• _Given instruction_:
For each line that holds "JSON", copy the line out.

______

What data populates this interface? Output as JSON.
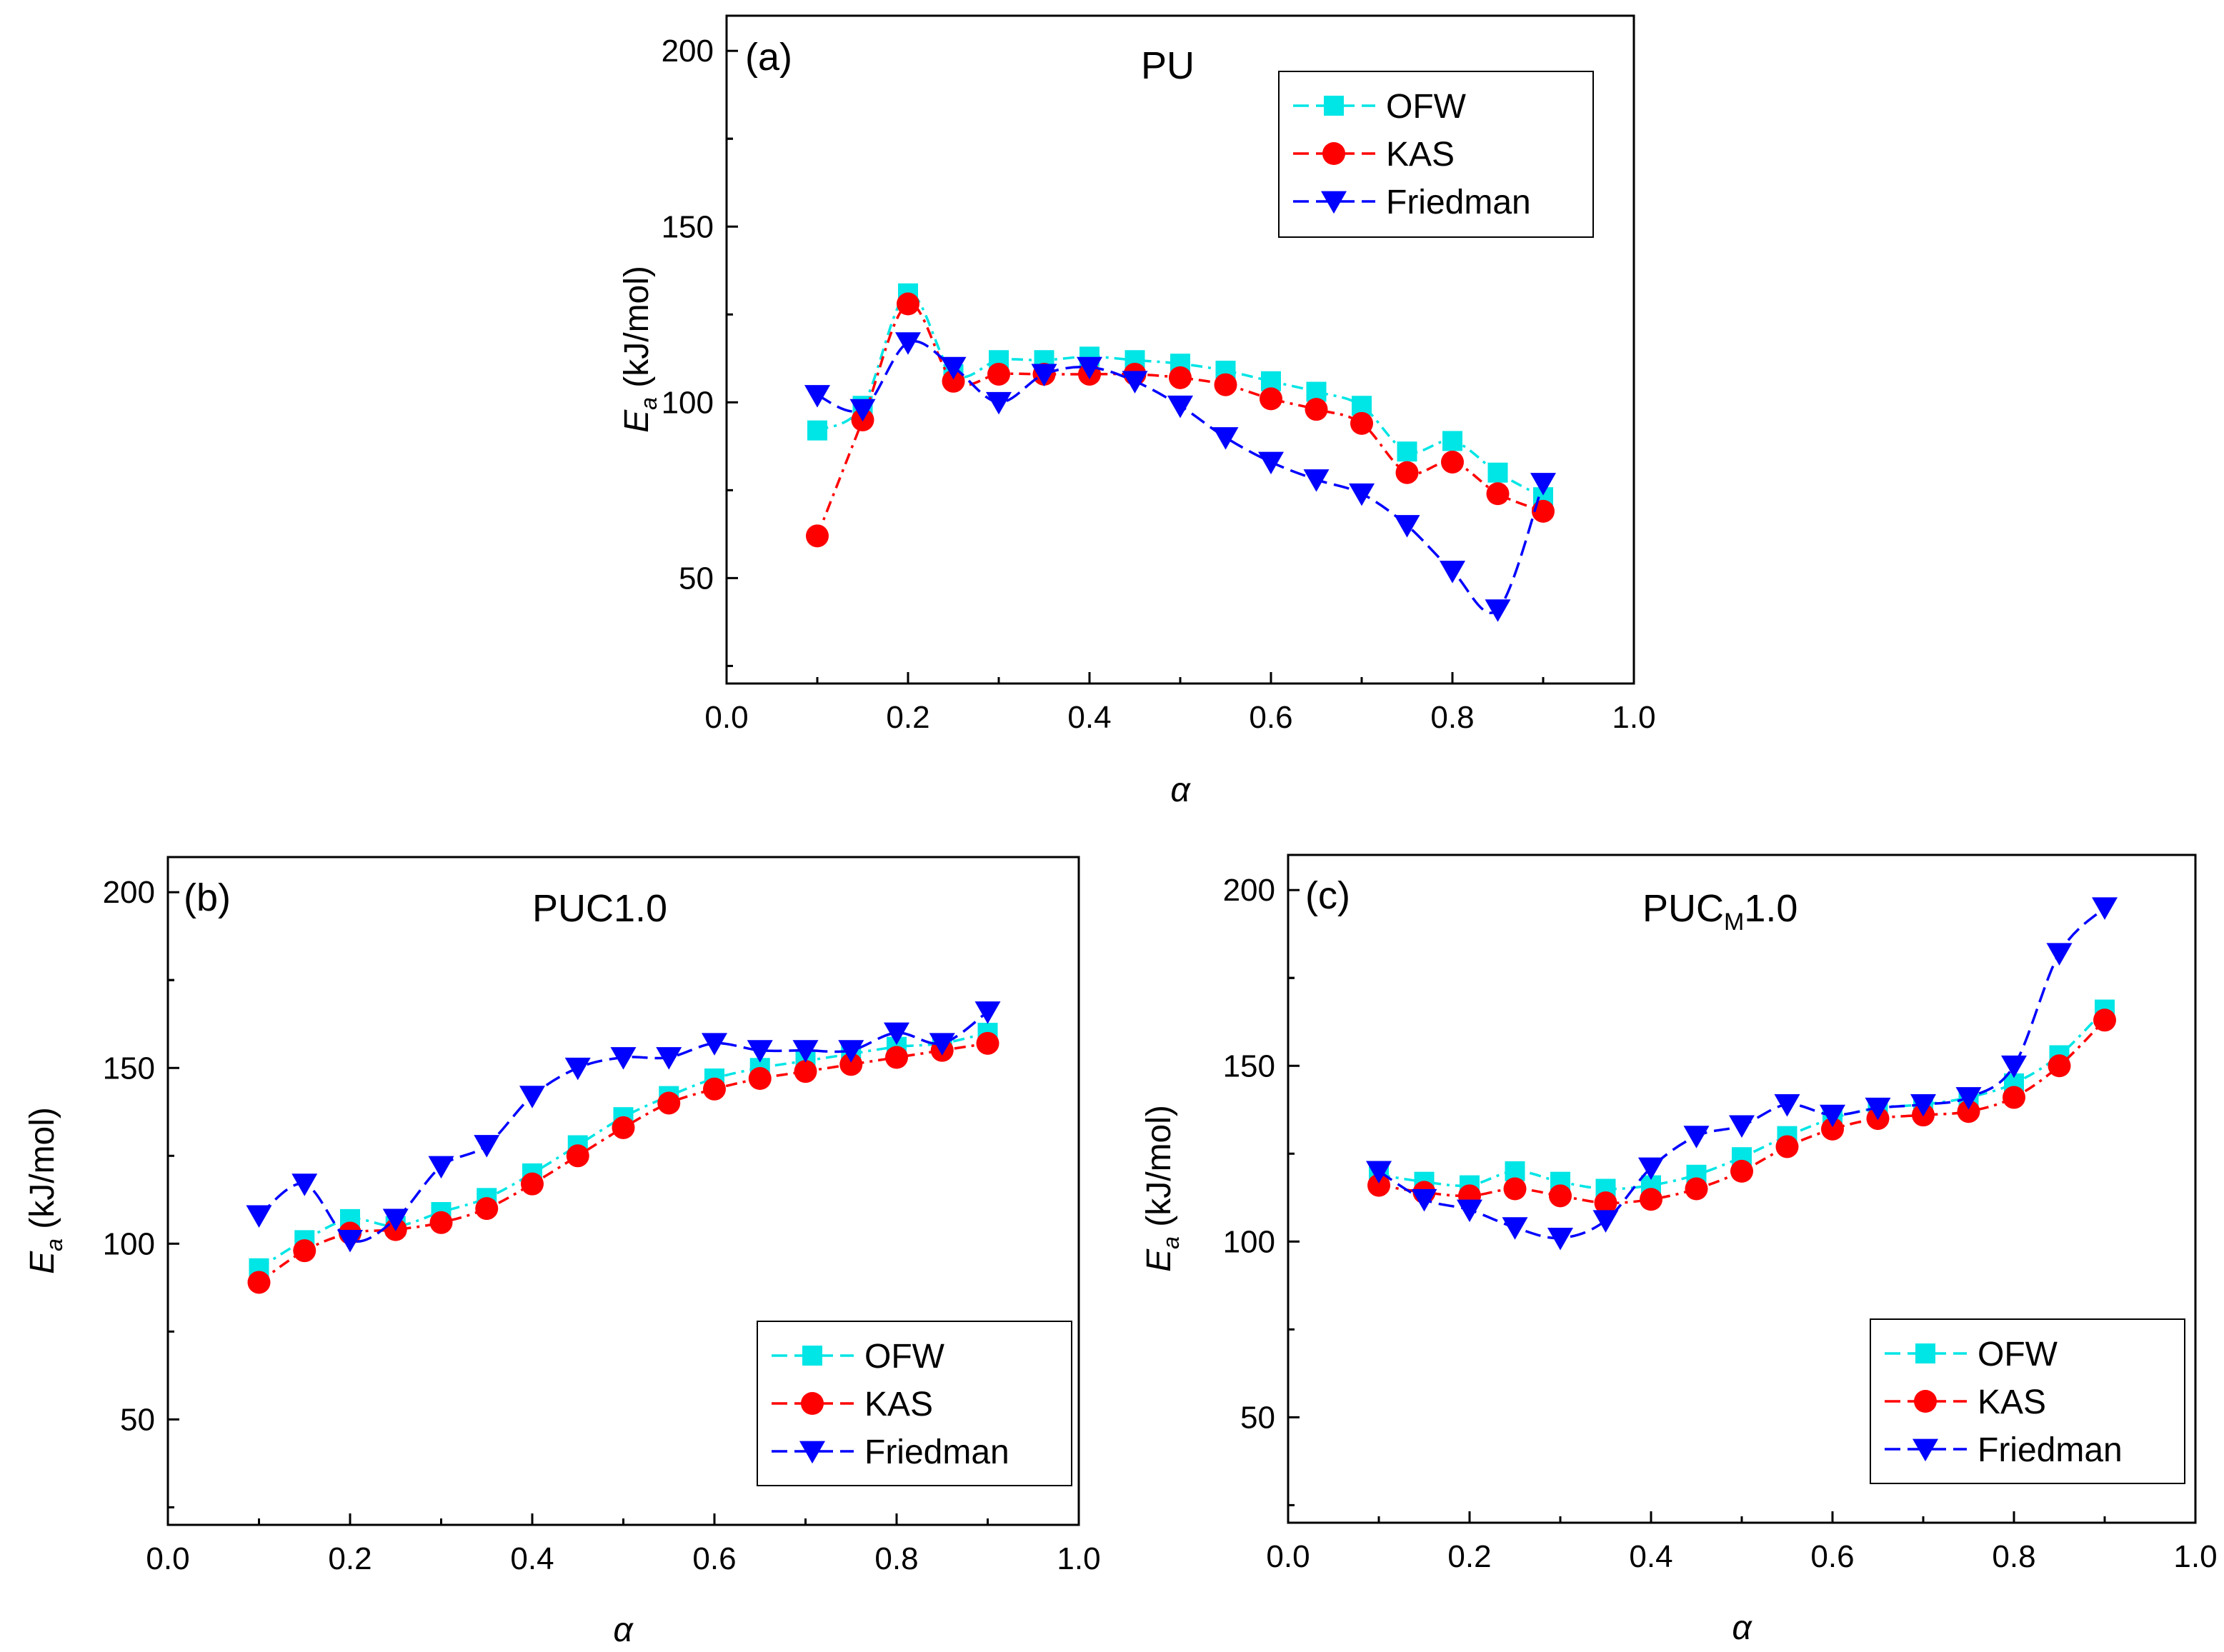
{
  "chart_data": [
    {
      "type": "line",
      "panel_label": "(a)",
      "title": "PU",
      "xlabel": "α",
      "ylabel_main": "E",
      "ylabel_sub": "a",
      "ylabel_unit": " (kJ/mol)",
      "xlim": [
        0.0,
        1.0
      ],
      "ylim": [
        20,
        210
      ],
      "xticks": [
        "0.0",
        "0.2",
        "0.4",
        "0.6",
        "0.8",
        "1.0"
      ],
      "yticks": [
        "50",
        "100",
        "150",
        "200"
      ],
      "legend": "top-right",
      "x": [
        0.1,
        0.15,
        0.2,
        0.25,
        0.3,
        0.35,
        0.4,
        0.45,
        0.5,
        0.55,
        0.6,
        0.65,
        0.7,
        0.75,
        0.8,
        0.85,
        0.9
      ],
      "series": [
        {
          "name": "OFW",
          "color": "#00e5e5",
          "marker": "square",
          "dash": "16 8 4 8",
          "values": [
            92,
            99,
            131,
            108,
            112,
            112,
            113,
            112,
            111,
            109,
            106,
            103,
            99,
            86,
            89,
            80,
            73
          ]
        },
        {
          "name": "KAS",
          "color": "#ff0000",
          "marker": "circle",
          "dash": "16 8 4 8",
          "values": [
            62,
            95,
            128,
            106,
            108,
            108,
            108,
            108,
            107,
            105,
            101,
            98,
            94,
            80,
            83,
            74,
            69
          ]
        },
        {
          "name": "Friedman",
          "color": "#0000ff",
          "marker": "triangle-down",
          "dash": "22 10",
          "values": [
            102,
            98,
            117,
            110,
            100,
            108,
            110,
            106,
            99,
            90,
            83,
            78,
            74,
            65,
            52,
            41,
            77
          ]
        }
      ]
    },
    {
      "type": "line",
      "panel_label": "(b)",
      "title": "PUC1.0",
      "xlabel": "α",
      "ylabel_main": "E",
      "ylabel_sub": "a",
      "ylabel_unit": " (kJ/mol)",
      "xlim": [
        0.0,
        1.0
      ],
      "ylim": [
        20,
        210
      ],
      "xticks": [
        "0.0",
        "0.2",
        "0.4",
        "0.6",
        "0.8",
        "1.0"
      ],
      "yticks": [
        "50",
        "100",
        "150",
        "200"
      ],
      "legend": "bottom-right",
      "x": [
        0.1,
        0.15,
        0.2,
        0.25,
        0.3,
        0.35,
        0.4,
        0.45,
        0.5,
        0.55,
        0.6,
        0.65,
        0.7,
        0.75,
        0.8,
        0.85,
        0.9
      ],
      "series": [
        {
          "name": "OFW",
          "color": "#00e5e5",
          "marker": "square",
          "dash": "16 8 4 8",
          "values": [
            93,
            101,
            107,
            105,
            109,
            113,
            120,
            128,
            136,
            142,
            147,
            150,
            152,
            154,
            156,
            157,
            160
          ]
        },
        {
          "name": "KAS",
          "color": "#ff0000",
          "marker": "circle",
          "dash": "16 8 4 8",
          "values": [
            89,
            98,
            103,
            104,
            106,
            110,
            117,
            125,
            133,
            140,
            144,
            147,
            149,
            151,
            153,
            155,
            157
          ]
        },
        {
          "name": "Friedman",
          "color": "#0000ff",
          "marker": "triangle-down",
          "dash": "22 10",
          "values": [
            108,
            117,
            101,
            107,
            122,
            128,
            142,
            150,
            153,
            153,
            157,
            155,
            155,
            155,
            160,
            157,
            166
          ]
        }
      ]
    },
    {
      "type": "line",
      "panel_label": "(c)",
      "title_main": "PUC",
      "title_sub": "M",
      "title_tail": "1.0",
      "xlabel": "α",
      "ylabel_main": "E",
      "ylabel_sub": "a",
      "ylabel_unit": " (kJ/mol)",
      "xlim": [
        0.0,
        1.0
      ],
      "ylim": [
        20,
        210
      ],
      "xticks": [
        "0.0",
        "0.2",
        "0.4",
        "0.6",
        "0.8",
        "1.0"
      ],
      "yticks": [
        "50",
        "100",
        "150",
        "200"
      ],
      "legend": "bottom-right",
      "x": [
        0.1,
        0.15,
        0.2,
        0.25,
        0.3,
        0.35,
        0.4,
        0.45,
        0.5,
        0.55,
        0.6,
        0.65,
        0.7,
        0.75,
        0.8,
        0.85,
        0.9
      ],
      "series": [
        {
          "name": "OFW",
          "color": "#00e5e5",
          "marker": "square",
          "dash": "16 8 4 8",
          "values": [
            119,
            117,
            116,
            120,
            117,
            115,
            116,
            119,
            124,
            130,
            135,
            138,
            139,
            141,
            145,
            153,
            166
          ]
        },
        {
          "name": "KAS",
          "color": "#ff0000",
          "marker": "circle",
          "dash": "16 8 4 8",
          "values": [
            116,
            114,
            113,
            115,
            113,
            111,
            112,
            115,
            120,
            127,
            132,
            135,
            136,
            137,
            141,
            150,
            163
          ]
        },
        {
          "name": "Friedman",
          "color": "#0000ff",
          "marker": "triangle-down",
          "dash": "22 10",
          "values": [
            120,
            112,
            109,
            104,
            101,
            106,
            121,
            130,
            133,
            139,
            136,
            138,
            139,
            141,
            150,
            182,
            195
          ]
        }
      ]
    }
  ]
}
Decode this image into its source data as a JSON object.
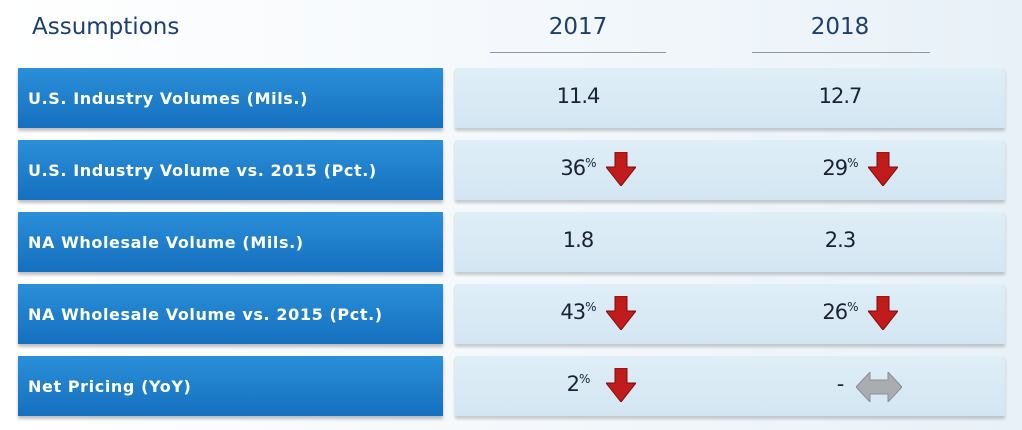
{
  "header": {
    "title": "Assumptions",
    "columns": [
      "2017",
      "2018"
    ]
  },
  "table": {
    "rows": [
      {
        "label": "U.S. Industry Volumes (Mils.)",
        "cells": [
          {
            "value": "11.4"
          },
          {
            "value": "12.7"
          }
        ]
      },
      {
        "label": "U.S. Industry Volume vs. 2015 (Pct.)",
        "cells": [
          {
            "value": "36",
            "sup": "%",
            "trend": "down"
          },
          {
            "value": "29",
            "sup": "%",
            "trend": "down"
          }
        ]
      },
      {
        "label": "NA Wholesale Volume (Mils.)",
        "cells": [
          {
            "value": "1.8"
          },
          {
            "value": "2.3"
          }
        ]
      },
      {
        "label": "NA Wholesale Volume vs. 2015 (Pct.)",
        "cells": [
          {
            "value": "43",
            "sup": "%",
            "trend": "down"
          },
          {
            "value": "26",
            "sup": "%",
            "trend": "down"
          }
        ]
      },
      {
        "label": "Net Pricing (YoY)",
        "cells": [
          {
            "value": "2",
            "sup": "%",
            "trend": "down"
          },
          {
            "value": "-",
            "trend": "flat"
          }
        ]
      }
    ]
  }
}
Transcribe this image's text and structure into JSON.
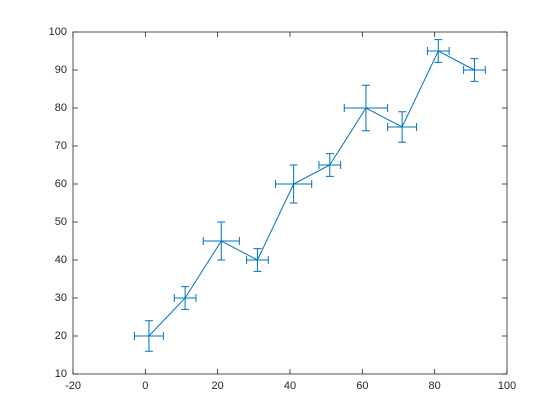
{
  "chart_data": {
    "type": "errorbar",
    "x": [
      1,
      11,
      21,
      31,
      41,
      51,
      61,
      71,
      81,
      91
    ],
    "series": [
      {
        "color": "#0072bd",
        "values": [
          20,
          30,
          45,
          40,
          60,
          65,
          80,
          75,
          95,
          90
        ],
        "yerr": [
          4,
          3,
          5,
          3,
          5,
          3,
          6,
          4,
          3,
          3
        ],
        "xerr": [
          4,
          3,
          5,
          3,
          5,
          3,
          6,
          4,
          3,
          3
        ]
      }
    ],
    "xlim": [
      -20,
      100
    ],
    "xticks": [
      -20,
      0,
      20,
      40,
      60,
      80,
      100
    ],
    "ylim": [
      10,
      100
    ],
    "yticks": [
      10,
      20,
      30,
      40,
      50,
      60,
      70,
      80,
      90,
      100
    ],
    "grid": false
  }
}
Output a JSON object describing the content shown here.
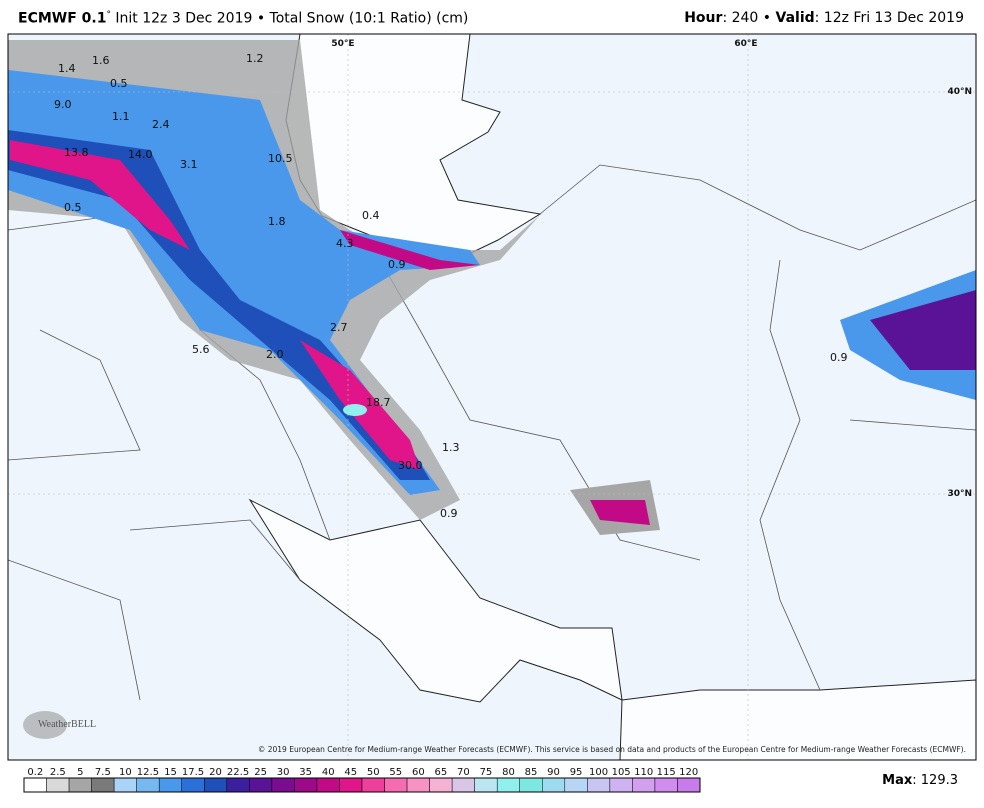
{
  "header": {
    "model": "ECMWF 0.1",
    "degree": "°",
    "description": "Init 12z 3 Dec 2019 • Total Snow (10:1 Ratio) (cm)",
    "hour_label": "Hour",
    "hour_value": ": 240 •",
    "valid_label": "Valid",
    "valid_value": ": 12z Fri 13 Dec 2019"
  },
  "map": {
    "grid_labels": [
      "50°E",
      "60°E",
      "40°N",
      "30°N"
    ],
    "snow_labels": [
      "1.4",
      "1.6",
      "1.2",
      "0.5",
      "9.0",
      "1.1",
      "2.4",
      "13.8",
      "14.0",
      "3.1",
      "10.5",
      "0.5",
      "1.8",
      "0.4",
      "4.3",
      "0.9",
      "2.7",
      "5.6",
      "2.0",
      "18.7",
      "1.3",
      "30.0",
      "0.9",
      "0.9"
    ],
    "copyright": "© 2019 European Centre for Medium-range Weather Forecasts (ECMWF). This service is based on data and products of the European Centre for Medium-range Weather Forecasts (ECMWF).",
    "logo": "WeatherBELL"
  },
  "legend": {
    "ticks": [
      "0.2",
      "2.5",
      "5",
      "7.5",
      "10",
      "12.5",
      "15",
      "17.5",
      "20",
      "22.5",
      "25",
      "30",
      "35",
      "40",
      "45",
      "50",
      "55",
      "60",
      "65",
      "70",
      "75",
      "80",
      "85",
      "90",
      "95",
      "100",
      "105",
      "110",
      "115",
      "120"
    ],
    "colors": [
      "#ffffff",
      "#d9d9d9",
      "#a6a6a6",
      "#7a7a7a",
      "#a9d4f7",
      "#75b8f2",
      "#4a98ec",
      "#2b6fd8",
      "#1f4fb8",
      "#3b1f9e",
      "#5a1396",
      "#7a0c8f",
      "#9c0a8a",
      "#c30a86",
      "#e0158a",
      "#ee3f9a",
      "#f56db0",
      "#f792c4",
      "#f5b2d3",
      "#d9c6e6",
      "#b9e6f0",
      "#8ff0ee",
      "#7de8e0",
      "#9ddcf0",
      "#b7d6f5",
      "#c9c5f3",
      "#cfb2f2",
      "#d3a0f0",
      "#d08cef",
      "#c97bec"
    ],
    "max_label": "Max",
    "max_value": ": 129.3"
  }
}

______

• _Expected answer_:
What data populates this interface? Output as JSON.
Decode this image into its source data as a JSON object.
Transcribe this image's text and structure into JSON.
Output a JSON object describing the content shown here.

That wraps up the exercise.